▶ What is asked:
Quote every entry word for word.

>> Begin Supplied information

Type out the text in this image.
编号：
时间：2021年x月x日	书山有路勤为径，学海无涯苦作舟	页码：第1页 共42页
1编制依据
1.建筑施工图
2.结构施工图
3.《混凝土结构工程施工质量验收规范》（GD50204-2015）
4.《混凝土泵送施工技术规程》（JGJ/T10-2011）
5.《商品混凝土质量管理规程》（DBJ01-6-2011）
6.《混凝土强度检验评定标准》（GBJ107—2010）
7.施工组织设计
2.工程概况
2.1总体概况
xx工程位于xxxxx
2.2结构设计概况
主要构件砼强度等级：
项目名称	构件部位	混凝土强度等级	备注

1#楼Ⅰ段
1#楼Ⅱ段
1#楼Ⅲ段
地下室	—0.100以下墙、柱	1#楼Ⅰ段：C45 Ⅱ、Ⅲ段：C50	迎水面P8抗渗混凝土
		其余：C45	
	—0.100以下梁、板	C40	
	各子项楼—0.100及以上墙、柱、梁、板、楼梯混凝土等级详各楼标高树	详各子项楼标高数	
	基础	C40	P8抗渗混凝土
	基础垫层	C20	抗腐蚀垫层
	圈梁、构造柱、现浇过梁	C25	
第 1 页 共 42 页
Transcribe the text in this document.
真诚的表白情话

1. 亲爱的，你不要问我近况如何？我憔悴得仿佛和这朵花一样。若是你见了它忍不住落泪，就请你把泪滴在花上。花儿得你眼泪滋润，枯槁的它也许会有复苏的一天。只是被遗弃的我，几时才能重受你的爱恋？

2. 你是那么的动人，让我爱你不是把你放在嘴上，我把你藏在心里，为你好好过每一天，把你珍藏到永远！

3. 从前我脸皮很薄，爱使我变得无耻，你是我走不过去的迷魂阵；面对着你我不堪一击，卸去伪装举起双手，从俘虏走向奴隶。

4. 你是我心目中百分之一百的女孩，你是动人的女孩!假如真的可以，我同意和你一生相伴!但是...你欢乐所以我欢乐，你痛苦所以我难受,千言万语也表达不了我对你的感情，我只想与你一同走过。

>> End Supplied information

▶ Written reply:
Type out the text in this image.
编号：
时间：2021年x月x日	书山有路勤为径，学海无涯苦作舟	页码：第1页 共42页
1编制依据
1.建筑施工图
2.结构施工图
3.《混凝土结构工程施工质量验收规范》（GD50204-2015）
4.《混凝土泵送施工技术规程》（JGJ/T10-2011）
5.《商品混凝土质量管理规程》（DBJ01-6-2011）
6.《混凝土强度检验评定标准》（GBJ107—2010）
7.施工组织设计
2.工程概况
2.1总体概况
xx工程位于xxxxx
2.2结构设计概况
主要构件砼强度等级：
项目名称	构件部位	混凝土强度等级	备注

1#楼Ⅰ段
1#楼Ⅱ段
1#楼Ⅲ段
地下室	—0.100以下墙、柱	1#楼Ⅰ段：C45 Ⅱ、Ⅲ段：C50	迎水面P8抗渗混凝土
		其余：C45	
	—0.100以下梁、板	C40	
	各子项楼—0.100及以上墙、柱、梁、板、楼梯混凝土等级详各楼标高树	详各子项楼标高数	
	基础	C40	P8抗渗混凝土
	基础垫层	C20	抗腐蚀垫层
	圈梁、构造柱、现浇过梁	C25	
第 1 页 共 42 页
Transcribe the text in this document.
真诚的表白情话

1. 亲爱的，你不要问我近况如何？我憔悴得仿佛和这朵花一样。若是你见了它忍不住落泪，就请你把泪滴在花上。花儿得你眼泪滋润，枯槁的它也许会有复苏的一天。只是被遗弃的我，几时才能重受你的爱恋？

2. 你是那么的动人，让我爱你不是把你放在嘴上，我把你藏在心里，为你好好过每一天，把你珍藏到永远！

3. 从前我脸皮很薄，爱使我变得无耻，你是我走不过去的迷魂阵；面对着你我不堪一击，卸去伪装举起双手，从俘虏走向奴隶。

4. 你是我心目中百分之一百的女孩，你是动人的女孩!假如真的可以，我同意和你一生相伴!但是...你欢乐所以我欢乐，你痛苦所以我难受,千言万语也表达不了我对你的感情，我只想与你一同走过。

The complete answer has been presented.